__INSTRUCTION__: Reproduce the lines below word for word, leaving out the pictures.

__DATA EXTRACT__:
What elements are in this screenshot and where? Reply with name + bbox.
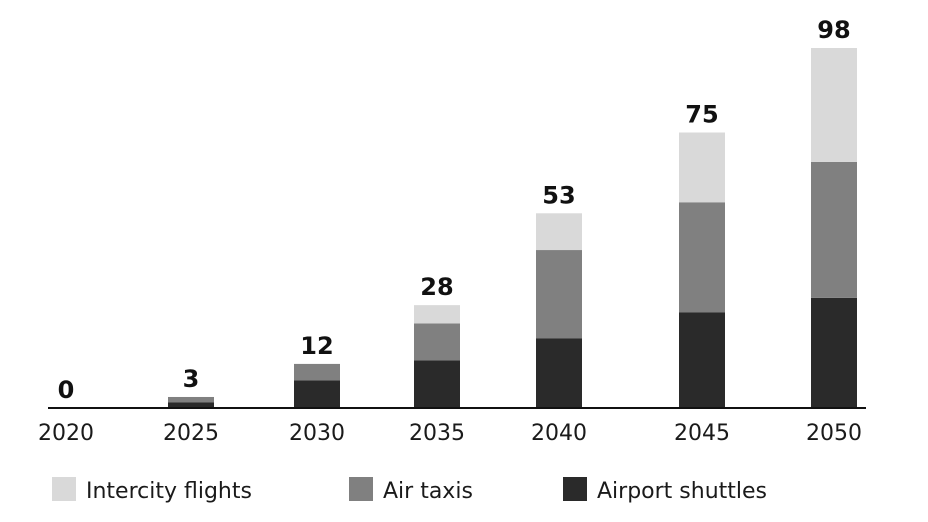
legend-label-air-taxis: Air taxis (383, 479, 473, 504)
bar-air-taxis-2030 (294, 363, 340, 381)
bar-airport-shuttles-2040 (536, 338, 582, 408)
bar-airport-shuttles-2030 (294, 380, 340, 408)
bar-airport-shuttles-2045 (679, 312, 725, 408)
legend-label-airport-shuttles: Airport shuttles (597, 479, 767, 504)
x-axis-ticks: 2020 2025 2030 2035 2040 2045 2050 (38, 421, 862, 446)
x-tick-label-2020: 2020 (38, 421, 94, 446)
x-tick-label-2030: 2030 (289, 421, 345, 446)
x-tick-label-2040: 2040 (531, 421, 587, 446)
bar-air-taxis-2040 (536, 250, 582, 339)
bar-airport-shuttles-2050 (811, 297, 857, 408)
total-label-2035: 28 (420, 273, 453, 301)
x-tick-label-2035: 2035 (409, 421, 465, 446)
x-tick-label-2045: 2045 (674, 421, 730, 446)
x-tick-label-2025: 2025 (163, 421, 219, 446)
legend-swatch-air-taxis (349, 477, 373, 501)
bar-air-taxis-2025 (168, 396, 214, 403)
bar-intercity-flights-2045 (679, 132, 725, 203)
legend: Intercity flights Air taxis Airport shuttl… (52, 477, 767, 504)
bar-intercity-flights-2035 (414, 305, 460, 324)
total-labels: 0 3 12 28 53 75 98 (58, 16, 851, 404)
total-label-2045: 75 (685, 100, 718, 128)
x-tick-label-2050: 2050 (806, 421, 862, 446)
bar-intercity-flights-2050 (811, 48, 857, 162)
legend-label-intercity-flights: Intercity flights (86, 479, 252, 504)
legend-swatch-intercity-flights (52, 477, 76, 501)
total-label-2020: 0 (58, 376, 75, 404)
total-label-2030: 12 (300, 332, 333, 360)
total-label-2040: 53 (542, 181, 575, 209)
bars-layer (168, 48, 857, 408)
bar-air-taxis-2045 (679, 202, 725, 313)
legend-swatch-airport-shuttles (563, 477, 587, 501)
bar-intercity-flights-2040 (536, 213, 582, 251)
bar-air-taxis-2050 (811, 161, 857, 298)
total-label-2025: 3 (183, 365, 200, 393)
bar-air-taxis-2035 (414, 323, 460, 361)
bar-airport-shuttles-2025 (168, 402, 214, 408)
total-label-2050: 98 (817, 16, 850, 44)
bar-airport-shuttles-2035 (414, 360, 460, 408)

__ANSWER FOR THE TASK__:
What elements are in this screenshot and where? Reply with name + bbox.
legend-label-air-taxis: Air taxis (383, 479, 473, 504)
bar-air-taxis-2030 (294, 363, 340, 381)
bar-airport-shuttles-2040 (536, 338, 582, 408)
bar-airport-shuttles-2030 (294, 380, 340, 408)
bar-airport-shuttles-2045 (679, 312, 725, 408)
legend-label-airport-shuttles: Airport shuttles (597, 479, 767, 504)
x-axis-ticks: 2020 2025 2030 2035 2040 2045 2050 (38, 421, 862, 446)
x-tick-label-2020: 2020 (38, 421, 94, 446)
x-tick-label-2030: 2030 (289, 421, 345, 446)
x-tick-label-2040: 2040 (531, 421, 587, 446)
bar-air-taxis-2040 (536, 250, 582, 339)
bar-airport-shuttles-2050 (811, 297, 857, 408)
total-label-2035: 28 (420, 273, 453, 301)
x-tick-label-2035: 2035 (409, 421, 465, 446)
x-tick-label-2045: 2045 (674, 421, 730, 446)
x-tick-label-2025: 2025 (163, 421, 219, 446)
legend-swatch-air-taxis (349, 477, 373, 501)
bar-air-taxis-2025 (168, 396, 214, 403)
bar-intercity-flights-2045 (679, 132, 725, 203)
legend: Intercity flights Air taxis Airport shuttl… (52, 477, 767, 504)
bar-intercity-flights-2035 (414, 305, 460, 324)
total-labels: 0 3 12 28 53 75 98 (58, 16, 851, 404)
total-label-2045: 75 (685, 100, 718, 128)
x-tick-label-2050: 2050 (806, 421, 862, 446)
bar-intercity-flights-2050 (811, 48, 857, 162)
legend-label-intercity-flights: Intercity flights (86, 479, 252, 504)
legend-swatch-intercity-flights (52, 477, 76, 501)
total-label-2020: 0 (58, 376, 75, 404)
total-label-2030: 12 (300, 332, 333, 360)
total-label-2040: 53 (542, 181, 575, 209)
bars-layer (168, 48, 857, 408)
bar-air-taxis-2045 (679, 202, 725, 313)
legend-swatch-airport-shuttles (563, 477, 587, 501)
bar-intercity-flights-2040 (536, 213, 582, 251)
bar-air-taxis-2050 (811, 161, 857, 298)
total-label-2025: 3 (183, 365, 200, 393)
bar-air-taxis-2035 (414, 323, 460, 361)
bar-airport-shuttles-2025 (168, 402, 214, 408)
total-label-2050: 98 (817, 16, 850, 44)
bar-airport-shuttles-2035 (414, 360, 460, 408)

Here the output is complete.